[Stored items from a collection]

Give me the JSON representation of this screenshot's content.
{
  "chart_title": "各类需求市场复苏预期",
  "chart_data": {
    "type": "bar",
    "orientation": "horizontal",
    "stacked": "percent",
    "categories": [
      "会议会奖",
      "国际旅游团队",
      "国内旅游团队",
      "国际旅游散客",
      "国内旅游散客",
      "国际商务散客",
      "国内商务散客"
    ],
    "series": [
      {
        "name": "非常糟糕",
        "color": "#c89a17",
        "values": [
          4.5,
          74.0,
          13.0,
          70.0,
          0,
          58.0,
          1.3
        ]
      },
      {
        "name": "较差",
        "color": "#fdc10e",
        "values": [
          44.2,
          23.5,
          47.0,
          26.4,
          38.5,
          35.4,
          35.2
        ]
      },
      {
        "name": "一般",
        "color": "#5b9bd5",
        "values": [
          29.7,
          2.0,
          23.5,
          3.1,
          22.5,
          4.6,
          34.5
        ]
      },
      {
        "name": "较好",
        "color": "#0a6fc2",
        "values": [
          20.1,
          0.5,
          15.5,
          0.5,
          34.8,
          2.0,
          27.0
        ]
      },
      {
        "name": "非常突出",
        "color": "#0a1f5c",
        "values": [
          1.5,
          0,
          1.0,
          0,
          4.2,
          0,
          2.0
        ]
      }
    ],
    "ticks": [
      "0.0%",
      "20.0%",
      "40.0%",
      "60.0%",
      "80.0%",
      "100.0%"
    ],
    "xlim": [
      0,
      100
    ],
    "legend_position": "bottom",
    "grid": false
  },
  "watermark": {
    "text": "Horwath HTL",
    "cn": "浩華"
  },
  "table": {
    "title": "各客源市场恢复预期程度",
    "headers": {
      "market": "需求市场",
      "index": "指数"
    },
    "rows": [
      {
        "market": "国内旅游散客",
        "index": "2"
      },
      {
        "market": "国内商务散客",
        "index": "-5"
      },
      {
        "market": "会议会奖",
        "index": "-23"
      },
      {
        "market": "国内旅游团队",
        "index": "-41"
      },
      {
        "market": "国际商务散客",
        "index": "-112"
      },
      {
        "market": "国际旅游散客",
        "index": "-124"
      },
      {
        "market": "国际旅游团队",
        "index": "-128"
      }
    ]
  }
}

---

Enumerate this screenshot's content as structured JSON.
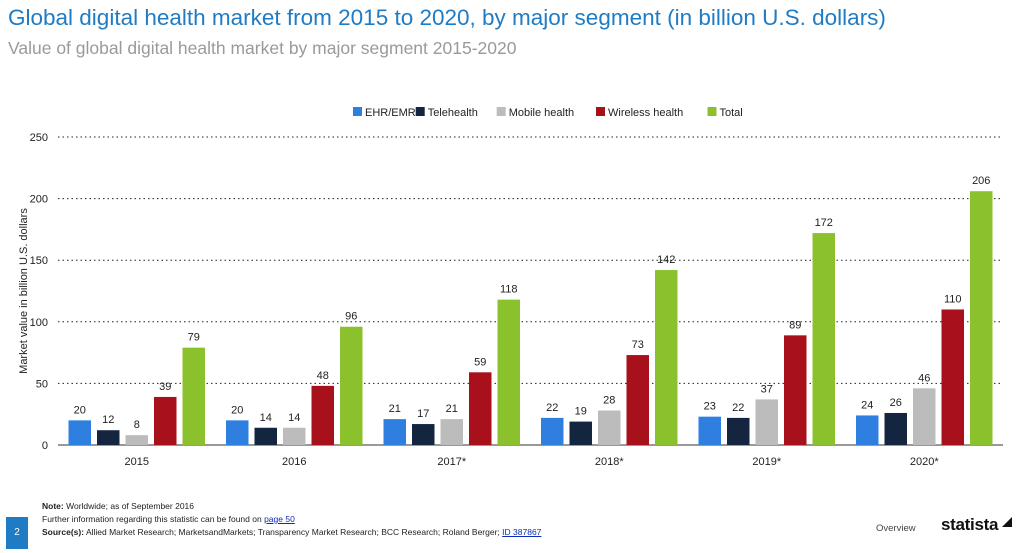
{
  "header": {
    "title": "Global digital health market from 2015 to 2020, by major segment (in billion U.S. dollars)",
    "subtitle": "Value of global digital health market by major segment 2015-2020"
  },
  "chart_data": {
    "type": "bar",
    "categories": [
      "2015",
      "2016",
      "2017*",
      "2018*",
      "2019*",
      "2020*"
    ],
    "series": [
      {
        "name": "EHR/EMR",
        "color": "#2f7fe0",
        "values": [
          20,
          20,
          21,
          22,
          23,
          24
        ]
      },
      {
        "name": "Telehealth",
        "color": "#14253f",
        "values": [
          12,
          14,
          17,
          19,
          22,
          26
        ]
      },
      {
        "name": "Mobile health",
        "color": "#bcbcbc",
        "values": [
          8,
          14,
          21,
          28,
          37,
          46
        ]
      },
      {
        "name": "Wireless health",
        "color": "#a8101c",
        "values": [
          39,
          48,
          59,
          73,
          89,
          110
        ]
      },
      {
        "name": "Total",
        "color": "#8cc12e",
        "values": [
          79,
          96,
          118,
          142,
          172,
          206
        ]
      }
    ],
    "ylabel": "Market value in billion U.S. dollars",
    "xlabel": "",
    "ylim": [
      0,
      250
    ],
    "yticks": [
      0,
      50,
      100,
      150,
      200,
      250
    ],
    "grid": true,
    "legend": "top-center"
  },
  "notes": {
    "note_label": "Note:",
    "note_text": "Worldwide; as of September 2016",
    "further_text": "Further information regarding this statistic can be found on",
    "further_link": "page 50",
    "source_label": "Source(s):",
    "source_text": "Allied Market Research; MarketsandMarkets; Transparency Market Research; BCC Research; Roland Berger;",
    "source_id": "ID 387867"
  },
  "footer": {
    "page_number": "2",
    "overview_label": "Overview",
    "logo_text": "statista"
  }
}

--

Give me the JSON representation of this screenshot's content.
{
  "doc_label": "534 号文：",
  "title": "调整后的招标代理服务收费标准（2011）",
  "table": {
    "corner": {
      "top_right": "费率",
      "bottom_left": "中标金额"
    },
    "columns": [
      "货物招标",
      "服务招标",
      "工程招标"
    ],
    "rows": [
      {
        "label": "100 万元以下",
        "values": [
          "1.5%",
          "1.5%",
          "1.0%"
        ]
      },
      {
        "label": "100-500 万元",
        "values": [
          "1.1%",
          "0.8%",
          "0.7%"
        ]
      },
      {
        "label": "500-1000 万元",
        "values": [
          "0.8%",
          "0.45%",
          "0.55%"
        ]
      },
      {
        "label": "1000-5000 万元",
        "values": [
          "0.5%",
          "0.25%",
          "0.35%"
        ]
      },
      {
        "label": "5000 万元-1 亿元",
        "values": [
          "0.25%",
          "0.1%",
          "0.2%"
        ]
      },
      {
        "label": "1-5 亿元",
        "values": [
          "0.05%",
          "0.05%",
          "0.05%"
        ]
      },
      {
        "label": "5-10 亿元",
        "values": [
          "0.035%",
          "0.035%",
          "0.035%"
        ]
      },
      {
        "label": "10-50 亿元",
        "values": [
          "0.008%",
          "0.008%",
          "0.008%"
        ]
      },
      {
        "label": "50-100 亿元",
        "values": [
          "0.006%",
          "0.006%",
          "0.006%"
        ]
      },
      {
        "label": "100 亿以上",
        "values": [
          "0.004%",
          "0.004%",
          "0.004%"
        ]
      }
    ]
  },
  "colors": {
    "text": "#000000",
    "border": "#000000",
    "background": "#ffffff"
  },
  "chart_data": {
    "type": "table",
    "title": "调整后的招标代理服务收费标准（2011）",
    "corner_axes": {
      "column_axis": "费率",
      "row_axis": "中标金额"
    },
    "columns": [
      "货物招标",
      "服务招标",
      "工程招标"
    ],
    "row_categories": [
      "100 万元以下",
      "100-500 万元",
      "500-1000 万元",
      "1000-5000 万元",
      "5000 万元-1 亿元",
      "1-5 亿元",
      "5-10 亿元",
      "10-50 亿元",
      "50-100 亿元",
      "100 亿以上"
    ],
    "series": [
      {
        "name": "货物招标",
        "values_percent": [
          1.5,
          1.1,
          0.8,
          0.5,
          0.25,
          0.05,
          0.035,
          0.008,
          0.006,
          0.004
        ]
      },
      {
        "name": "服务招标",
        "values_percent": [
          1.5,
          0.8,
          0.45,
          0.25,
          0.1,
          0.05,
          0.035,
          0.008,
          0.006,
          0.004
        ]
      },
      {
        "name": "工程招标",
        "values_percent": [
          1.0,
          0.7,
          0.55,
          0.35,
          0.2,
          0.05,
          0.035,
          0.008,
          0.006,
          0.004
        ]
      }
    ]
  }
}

## THE REQUEST
Return only the number of lines in the preceding records that contain the string "digital".

## FINISHED ANSWER
2